** START OF Text extract **
65. The Complaint alleges that Ordinance No. 1806-97 violates the Fair Housing Act (the "FHA"), 42 U.S.C. §§ 3601 et seq., that Defendants have intentionally discriminated against the handicapped and "interfere[d] with persons having aided or encouraged other persons in the exercise or enjoyment of rights" protected by the FHA, and that Defendants have failed to make a reasonable accommodation to the handicapped. Compl. at ¶¶ 24-31. Plaintiffs also allege violations of the Equal Protection and Due Process clauses of the United States and New Jersey Constitutions. See id. at ¶¶ 32-34; see also U.S. Const. amend. V, XIV; N.J. Const. art. 1, ¶ 1; Southern Burl. Cty. N.A.A.C.P. v. Township of Mount Laurel, 67 N.J. 151, 174-75, 336 A.2d 713 (noting that guarantees of substantive due process and equal protection, though not expressed in those terms, have nevertheless been deemed inherent in Article 1, paragraph 1 of New Jersey Constitution), cert. denied, 423 U.S. 808, 96 S. Ct. 18, 46 L. Ed. 2d 28 (1975). Finally, Plaintiffs allege that Defendants improperly restrict the use of private property in violation of the New Jersey Constitution and the New Jersey Municipal Land Use Law, N.J.S.A. 40:55D-1 et seq. See Compl. at ¶¶ 35-37.[3]

66. On October 10, 1997, after a hearing, the Honorable Ronald E. Bookbinder, Judge of the Superior Court, dismissed without prejudice ALA's Amended Complaint in Lieu of Prerogative Writs then pending in the Superior Court. See Certification of Steven C. Rother, Esq. ¶ 3, Exh. I at 20, Exh. II (dated Nov. 28, 1997) (hereinafter Rother 11/28/97 Certif.); Letter from Peter R. Thorndike, Esq. Exh. 1 (dated Dec. 5, 1997); Trans. at 208, 419-20.
** END OF Text extract **
__Job a__:
Which people does the legal excerpt name?
** START OF Record excerpts **
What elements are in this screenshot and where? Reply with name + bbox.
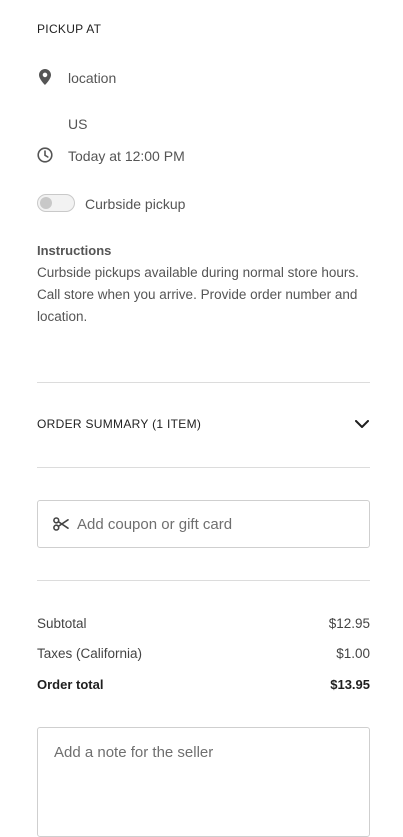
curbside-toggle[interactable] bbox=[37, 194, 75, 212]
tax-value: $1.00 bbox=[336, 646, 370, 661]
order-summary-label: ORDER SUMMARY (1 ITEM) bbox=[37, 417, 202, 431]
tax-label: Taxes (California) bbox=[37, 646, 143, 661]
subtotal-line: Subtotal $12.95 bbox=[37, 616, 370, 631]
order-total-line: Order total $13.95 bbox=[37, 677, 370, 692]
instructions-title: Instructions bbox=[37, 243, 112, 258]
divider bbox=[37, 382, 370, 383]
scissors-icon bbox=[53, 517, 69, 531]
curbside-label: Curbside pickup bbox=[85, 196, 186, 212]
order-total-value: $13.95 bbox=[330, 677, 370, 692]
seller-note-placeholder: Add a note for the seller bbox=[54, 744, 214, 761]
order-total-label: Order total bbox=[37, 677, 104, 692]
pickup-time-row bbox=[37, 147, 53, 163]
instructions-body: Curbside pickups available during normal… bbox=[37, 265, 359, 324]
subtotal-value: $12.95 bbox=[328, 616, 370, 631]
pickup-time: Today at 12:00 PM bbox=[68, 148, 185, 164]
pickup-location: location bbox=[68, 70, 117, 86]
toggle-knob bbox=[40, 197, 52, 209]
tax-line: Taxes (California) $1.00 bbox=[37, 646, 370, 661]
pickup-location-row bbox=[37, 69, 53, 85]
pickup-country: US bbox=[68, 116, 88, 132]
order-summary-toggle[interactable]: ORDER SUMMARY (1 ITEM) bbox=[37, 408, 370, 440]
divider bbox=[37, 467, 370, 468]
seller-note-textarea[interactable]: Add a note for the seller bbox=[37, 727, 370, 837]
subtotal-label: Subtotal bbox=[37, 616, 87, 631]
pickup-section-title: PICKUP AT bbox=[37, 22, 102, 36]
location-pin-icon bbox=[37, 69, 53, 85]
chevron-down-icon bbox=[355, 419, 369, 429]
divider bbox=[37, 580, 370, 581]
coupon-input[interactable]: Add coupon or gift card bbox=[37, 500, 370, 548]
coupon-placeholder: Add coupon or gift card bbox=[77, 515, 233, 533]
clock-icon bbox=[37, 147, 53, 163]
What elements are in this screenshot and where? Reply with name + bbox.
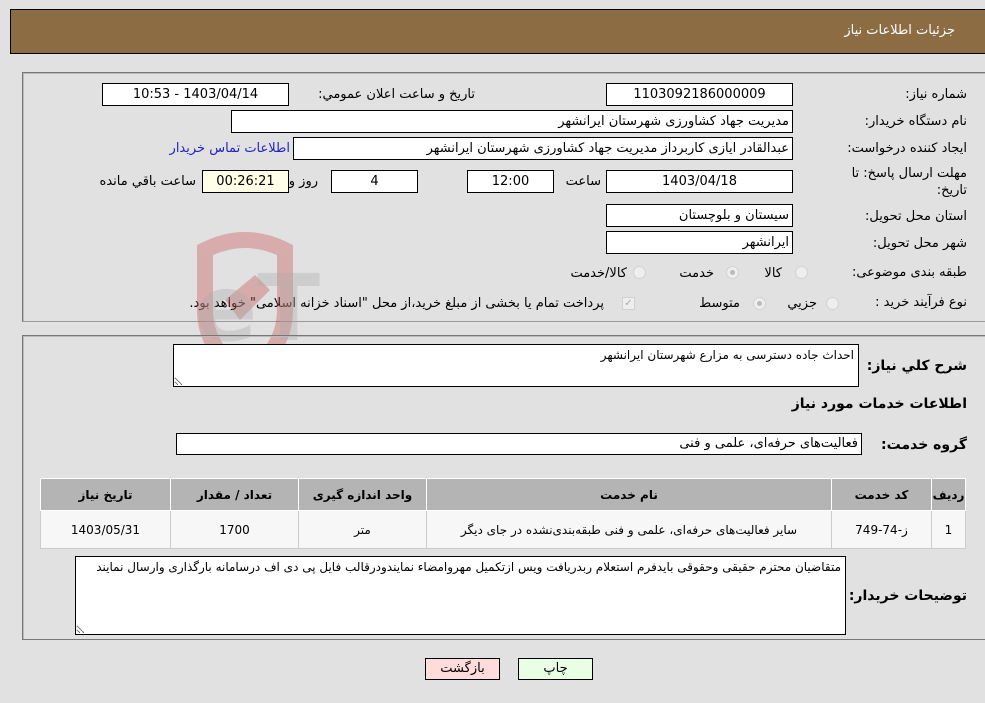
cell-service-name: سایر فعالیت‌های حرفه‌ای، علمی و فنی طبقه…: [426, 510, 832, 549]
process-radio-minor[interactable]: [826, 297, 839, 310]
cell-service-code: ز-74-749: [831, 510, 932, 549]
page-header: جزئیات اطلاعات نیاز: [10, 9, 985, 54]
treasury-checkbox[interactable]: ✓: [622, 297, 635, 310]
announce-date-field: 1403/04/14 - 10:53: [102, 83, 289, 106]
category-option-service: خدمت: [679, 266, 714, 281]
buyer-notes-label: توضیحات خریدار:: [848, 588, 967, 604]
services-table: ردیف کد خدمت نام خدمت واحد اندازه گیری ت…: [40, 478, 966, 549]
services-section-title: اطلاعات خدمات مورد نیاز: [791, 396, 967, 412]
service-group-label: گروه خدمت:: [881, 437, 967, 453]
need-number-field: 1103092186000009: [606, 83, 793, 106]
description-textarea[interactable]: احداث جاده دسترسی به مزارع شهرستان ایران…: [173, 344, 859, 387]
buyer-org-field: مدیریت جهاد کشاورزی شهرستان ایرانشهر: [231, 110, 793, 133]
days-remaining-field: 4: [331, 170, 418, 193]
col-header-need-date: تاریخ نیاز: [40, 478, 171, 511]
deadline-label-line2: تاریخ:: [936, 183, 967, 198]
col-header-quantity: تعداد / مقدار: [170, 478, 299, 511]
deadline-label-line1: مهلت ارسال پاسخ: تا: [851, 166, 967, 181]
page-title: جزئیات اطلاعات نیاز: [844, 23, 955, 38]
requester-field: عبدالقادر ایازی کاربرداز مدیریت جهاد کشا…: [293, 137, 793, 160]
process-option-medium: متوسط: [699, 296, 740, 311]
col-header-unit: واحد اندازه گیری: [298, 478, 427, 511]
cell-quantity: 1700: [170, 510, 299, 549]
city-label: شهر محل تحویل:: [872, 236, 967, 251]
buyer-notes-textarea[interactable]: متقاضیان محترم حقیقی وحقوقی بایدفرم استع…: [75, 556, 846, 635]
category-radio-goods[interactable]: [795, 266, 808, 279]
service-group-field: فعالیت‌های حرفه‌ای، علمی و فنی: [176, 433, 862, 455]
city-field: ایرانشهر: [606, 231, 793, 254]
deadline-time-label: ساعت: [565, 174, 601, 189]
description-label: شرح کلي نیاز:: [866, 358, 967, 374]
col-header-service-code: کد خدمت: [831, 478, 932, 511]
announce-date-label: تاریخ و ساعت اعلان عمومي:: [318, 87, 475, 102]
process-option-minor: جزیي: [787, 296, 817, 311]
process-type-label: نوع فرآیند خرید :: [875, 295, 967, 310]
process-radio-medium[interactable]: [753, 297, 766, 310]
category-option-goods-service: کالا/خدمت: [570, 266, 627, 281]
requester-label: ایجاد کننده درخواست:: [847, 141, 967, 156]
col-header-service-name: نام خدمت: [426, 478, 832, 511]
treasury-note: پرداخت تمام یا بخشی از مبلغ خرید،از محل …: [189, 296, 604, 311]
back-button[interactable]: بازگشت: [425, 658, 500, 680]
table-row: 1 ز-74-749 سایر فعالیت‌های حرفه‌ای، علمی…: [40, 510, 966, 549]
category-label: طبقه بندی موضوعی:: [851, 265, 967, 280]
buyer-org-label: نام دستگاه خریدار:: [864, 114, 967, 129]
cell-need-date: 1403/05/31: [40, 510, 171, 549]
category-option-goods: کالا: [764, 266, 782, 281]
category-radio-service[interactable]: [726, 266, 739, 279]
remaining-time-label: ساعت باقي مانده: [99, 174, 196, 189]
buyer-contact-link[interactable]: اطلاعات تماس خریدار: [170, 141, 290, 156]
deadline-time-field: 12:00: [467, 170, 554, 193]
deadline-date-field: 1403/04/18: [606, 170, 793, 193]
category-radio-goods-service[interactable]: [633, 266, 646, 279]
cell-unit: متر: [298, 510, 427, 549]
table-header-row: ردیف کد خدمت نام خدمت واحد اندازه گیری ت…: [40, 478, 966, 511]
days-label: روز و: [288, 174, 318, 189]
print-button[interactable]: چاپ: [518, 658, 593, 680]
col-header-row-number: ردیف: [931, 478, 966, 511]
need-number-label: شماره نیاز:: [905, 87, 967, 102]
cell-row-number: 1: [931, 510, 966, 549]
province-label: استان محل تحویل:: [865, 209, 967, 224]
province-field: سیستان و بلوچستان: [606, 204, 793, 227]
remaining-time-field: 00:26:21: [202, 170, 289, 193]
** END OF Record excerpts **
__Job b__:
Put the listing lines into a Markdown table with the columns Row and Line. Begin at the line that contains "curbside-toggle[interactable] bbox=[37, 194, 75, 212]" and stop after the line that contains "pickup-section-title: PICKUP AT".

__Correct answer a__:
- Ronald E. Bookbinder
- Steven C. Rother
- Peter R. Thorndike

__Correct answer b__:
| Row | Line |
|---|---|
| 1 | curbside-toggle[interactable] bbox=[37, 194, 75, 212] |
| 2 | tax-value: $1.00 bbox=[336, 646, 370, 661] |
| 3 | order-summary-label: ORDER SUMMARY (1 ITEM) bbox=[37, 417, 202, 431] |
| 4 | tax-label: Taxes (California) bbox=[37, 646, 143, 661] |
| 5 | subtotal-line: Subtotal $12.95 bbox=[37, 616, 370, 631] |
| 6 | order-total-line: Order total $13.95 bbox=[37, 677, 370, 692] |
| 7 | instructions-title: Instructions bbox=[37, 243, 112, 258] |
| 8 | divider bbox=[37, 382, 370, 383] |
| 9 | scissors-icon bbox=[53, 517, 69, 531] |
| 10 | curbside-label: Curbside pickup bbox=[85, 196, 186, 212] |
| 11 | order-total-value: $13.95 bbox=[330, 677, 370, 692] |
| 12 | seller-note-placeholder: Add a note for the seller bbox=[54, 744, 214, 761] |
| 13 | order-total-label: Order total bbox=[37, 677, 104, 692] |
| 14 | pickup-time-row bbox=[37, 147, 53, 163] |
| 15 | instructions-body: Curbside pickups available during normal… bbox=[37, 265, 359, 324] |
| 16 | subtotal-value: $12.95 bbox=[328, 616, 370, 631] |
| 17 | pickup-time: Today at 12:00 PM bbox=[68, 148, 185, 164] |
| 18 | pickup-location: location bbox=[68, 70, 117, 86] |
| 19 | toggle-knob bbox=[40, 197, 52, 209] |
| 20 | tax-line: Taxes (California) $1.00 bbox=[37, 646, 370, 661] |
| 21 | pickup-location-row bbox=[37, 69, 53, 85] |
| 22 | pickup-country: US bbox=[68, 116, 88, 132] |
| 23 | order-summary-toggle[interactable]: ORDER SUMMARY (1 ITEM) bbox=[37, 408, 370, 440] |
| 24 | divider bbox=[37, 467, 370, 468] |
| 25 | seller-note-textarea[interactable]: Add a note for the seller bbox=[37, 727, 370, 837] |
| 26 | subtotal-label: Subtotal bbox=[37, 616, 87, 631] |
| 27 | pickup-section-title: PICKUP AT bbox=[37, 22, 102, 36] |